[A run of records]
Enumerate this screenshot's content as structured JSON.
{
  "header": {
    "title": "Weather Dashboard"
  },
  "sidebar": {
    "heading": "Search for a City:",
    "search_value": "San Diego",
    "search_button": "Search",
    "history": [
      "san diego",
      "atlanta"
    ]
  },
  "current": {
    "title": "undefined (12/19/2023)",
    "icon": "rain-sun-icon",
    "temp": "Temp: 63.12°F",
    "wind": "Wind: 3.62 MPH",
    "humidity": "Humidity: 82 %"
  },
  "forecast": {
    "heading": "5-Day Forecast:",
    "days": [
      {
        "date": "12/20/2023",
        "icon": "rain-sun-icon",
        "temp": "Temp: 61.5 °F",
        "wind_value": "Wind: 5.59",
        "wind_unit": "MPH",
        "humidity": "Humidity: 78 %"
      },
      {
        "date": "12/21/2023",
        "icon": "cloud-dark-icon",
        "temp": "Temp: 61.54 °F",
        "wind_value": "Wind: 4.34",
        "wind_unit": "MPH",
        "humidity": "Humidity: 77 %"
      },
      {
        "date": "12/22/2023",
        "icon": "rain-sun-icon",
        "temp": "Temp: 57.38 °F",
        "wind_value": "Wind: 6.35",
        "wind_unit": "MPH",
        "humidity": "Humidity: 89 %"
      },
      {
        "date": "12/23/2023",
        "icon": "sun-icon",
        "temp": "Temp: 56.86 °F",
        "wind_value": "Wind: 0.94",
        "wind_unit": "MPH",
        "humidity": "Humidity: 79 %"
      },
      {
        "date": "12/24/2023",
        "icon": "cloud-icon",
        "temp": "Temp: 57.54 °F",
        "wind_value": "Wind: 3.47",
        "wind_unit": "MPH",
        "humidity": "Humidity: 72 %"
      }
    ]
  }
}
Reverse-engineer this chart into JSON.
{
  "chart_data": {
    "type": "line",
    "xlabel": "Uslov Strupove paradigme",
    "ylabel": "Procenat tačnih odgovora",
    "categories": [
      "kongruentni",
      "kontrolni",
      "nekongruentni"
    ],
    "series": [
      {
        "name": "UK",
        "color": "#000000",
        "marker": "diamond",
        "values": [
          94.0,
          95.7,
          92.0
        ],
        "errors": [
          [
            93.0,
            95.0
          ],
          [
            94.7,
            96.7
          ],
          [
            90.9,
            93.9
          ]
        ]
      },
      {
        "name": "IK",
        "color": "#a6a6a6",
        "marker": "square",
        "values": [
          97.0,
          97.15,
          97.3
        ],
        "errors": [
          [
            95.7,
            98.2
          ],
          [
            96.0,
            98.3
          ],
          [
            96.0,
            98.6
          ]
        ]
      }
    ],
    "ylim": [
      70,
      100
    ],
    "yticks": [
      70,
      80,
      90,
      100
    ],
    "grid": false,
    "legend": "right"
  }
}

EXERCISE PROMPT:
Your task is to print the whole listing again exactly.

EXPECTED ANSWER:
Enumerate this screenshot's content as structured JSON.
{
  "header": {
    "title": "Weather Dashboard"
  },
  "sidebar": {
    "heading": "Search for a City:",
    "search_value": "San Diego",
    "search_button": "Search",
    "history": [
      "san diego",
      "atlanta"
    ]
  },
  "current": {
    "title": "undefined (12/19/2023)",
    "icon": "rain-sun-icon",
    "temp": "Temp: 63.12°F",
    "wind": "Wind: 3.62 MPH",
    "humidity": "Humidity: 82 %"
  },
  "forecast": {
    "heading": "5-Day Forecast:",
    "days": [
      {
        "date": "12/20/2023",
        "icon": "rain-sun-icon",
        "temp": "Temp: 61.5 °F",
        "wind_value": "Wind: 5.59",
        "wind_unit": "MPH",
        "humidity": "Humidity: 78 %"
      },
      {
        "date": "12/21/2023",
        "icon": "cloud-dark-icon",
        "temp": "Temp: 61.54 °F",
        "wind_value": "Wind: 4.34",
        "wind_unit": "MPH",
        "humidity": "Humidity: 77 %"
      },
      {
        "date": "12/22/2023",
        "icon": "rain-sun-icon",
        "temp": "Temp: 57.38 °F",
        "wind_value": "Wind: 6.35",
        "wind_unit": "MPH",
        "humidity": "Humidity: 89 %"
      },
      {
        "date": "12/23/2023",
        "icon": "sun-icon",
        "temp": "Temp: 56.86 °F",
        "wind_value": "Wind: 0.94",
        "wind_unit": "MPH",
        "humidity": "Humidity: 79 %"
      },
      {
        "date": "12/24/2023",
        "icon": "cloud-icon",
        "temp": "Temp: 57.54 °F",
        "wind_value": "Wind: 3.47",
        "wind_unit": "MPH",
        "humidity": "Humidity: 72 %"
      }
    ]
  }
}
Reverse-engineer this chart into JSON.
{
  "chart_data": {
    "type": "line",
    "xlabel": "Uslov Strupove paradigme",
    "ylabel": "Procenat tačnih odgovora",
    "categories": [
      "kongruentni",
      "kontrolni",
      "nekongruentni"
    ],
    "series": [
      {
        "name": "UK",
        "color": "#000000",
        "marker": "diamond",
        "values": [
          94.0,
          95.7,
          92.0
        ],
        "errors": [
          [
            93.0,
            95.0
          ],
          [
            94.7,
            96.7
          ],
          [
            90.9,
            93.9
          ]
        ]
      },
      {
        "name": "IK",
        "color": "#a6a6a6",
        "marker": "square",
        "values": [
          97.0,
          97.15,
          97.3
        ],
        "errors": [
          [
            95.7,
            98.2
          ],
          [
            96.0,
            98.3
          ],
          [
            96.0,
            98.6
          ]
        ]
      }
    ],
    "ylim": [
      70,
      100
    ],
    "yticks": [
      70,
      80,
      90,
      100
    ],
    "grid": false,
    "legend": "right"
  }
}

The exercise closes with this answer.